[Required task]
Your answer should be one number: how many lines of the records hold the string "Pasig".
++++++++++
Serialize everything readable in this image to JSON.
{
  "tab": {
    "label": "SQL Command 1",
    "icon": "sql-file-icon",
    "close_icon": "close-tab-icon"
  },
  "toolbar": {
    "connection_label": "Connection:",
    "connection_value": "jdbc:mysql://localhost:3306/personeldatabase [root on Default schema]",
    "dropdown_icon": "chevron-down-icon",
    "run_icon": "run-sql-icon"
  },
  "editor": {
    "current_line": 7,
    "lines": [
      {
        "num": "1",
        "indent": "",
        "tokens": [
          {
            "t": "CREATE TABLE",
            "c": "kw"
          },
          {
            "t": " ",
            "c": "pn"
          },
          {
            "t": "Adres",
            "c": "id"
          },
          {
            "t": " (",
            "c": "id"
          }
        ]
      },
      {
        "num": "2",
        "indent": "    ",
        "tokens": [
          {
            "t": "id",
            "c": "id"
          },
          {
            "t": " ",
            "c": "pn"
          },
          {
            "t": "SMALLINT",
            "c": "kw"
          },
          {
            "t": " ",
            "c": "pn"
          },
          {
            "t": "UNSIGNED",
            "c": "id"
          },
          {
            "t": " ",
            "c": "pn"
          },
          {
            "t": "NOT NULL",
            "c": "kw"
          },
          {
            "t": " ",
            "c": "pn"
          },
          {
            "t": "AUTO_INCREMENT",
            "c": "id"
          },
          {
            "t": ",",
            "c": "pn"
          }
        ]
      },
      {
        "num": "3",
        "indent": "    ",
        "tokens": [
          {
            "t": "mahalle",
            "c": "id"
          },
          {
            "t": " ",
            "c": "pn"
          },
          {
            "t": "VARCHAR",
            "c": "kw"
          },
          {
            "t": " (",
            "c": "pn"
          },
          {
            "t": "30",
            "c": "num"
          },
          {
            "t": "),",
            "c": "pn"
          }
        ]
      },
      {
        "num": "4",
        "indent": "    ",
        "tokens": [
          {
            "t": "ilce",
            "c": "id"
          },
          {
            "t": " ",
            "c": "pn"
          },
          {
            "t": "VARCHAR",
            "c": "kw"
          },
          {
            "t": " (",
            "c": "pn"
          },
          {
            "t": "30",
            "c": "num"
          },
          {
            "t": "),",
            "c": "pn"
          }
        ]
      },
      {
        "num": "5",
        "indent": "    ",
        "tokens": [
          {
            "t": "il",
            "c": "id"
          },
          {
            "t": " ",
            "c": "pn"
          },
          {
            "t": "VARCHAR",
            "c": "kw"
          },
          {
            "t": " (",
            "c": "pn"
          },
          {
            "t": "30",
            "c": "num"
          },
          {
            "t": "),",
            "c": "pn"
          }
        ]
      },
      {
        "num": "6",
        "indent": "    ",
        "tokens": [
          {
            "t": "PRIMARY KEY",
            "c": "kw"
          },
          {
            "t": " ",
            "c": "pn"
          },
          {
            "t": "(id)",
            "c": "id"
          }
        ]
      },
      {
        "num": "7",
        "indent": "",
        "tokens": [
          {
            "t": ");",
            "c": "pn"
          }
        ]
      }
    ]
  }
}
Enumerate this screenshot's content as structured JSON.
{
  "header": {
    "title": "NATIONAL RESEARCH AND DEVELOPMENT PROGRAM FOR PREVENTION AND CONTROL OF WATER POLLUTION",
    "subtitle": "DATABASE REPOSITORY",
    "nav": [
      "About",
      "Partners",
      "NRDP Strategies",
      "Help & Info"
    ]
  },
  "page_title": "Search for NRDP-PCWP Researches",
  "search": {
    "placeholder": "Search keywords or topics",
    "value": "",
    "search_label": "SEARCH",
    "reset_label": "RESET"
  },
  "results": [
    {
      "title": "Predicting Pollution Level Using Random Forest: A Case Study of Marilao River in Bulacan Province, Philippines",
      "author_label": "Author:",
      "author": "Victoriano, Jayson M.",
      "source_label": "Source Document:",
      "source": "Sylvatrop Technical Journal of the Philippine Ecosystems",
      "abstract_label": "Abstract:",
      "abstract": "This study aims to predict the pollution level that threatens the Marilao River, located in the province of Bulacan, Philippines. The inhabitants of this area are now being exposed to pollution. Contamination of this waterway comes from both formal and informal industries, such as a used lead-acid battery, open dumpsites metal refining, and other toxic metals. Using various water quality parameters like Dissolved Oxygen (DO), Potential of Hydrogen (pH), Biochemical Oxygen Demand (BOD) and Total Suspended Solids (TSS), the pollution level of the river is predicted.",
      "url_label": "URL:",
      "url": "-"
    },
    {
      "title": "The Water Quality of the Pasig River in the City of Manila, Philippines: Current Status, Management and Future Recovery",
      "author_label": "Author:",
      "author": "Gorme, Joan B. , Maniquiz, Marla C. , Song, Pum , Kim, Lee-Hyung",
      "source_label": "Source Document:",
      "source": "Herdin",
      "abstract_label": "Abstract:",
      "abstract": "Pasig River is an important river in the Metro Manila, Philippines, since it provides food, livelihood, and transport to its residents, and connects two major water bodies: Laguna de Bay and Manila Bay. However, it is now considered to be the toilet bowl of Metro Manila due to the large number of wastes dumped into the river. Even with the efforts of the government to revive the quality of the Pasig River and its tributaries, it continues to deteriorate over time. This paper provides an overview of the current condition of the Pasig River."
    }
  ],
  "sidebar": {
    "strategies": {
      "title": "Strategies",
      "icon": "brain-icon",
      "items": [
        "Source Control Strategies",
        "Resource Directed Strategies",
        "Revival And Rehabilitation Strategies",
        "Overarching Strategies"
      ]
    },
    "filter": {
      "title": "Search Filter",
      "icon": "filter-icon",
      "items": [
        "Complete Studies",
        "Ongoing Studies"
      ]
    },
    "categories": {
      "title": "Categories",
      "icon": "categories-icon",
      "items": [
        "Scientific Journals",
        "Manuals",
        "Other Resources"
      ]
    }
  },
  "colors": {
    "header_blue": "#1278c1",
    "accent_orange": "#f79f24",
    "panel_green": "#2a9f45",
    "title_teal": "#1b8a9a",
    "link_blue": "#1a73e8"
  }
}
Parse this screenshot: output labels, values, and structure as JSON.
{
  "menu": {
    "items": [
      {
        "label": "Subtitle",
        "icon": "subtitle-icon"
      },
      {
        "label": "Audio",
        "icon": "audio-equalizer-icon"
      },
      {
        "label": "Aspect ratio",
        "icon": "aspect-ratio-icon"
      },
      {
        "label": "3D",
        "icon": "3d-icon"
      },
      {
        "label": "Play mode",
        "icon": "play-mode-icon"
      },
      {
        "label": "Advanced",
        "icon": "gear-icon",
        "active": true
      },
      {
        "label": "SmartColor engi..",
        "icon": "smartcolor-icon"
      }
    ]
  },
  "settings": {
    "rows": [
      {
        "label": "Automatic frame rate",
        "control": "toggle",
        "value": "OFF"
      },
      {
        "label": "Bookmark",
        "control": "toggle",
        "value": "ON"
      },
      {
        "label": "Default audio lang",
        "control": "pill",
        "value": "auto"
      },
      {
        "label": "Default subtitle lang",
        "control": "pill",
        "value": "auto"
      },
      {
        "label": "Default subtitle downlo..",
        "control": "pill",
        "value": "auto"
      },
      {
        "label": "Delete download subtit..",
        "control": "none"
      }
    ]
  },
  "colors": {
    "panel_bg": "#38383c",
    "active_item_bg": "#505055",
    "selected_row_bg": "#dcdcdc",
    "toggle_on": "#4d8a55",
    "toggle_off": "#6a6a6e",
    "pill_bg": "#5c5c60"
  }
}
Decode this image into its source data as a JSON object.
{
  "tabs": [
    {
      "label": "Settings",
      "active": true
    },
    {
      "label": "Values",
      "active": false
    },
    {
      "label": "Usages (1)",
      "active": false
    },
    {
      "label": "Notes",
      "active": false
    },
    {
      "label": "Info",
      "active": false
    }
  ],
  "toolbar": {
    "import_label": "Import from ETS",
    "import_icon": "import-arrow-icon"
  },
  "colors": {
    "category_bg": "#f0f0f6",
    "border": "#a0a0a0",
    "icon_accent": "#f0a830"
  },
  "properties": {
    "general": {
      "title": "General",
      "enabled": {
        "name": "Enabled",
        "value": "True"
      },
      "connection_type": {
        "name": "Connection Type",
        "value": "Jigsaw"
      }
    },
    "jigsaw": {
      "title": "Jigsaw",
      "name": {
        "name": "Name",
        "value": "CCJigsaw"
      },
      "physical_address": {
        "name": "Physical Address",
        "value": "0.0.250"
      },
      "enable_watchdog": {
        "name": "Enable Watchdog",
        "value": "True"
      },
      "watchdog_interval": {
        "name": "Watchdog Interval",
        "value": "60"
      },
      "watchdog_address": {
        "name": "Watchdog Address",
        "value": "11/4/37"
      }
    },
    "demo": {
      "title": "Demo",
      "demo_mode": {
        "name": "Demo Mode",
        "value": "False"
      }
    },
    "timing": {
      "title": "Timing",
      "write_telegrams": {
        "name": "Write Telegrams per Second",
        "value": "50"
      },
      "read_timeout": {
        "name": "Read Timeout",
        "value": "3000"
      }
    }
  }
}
++++++++++
[Written answer]
2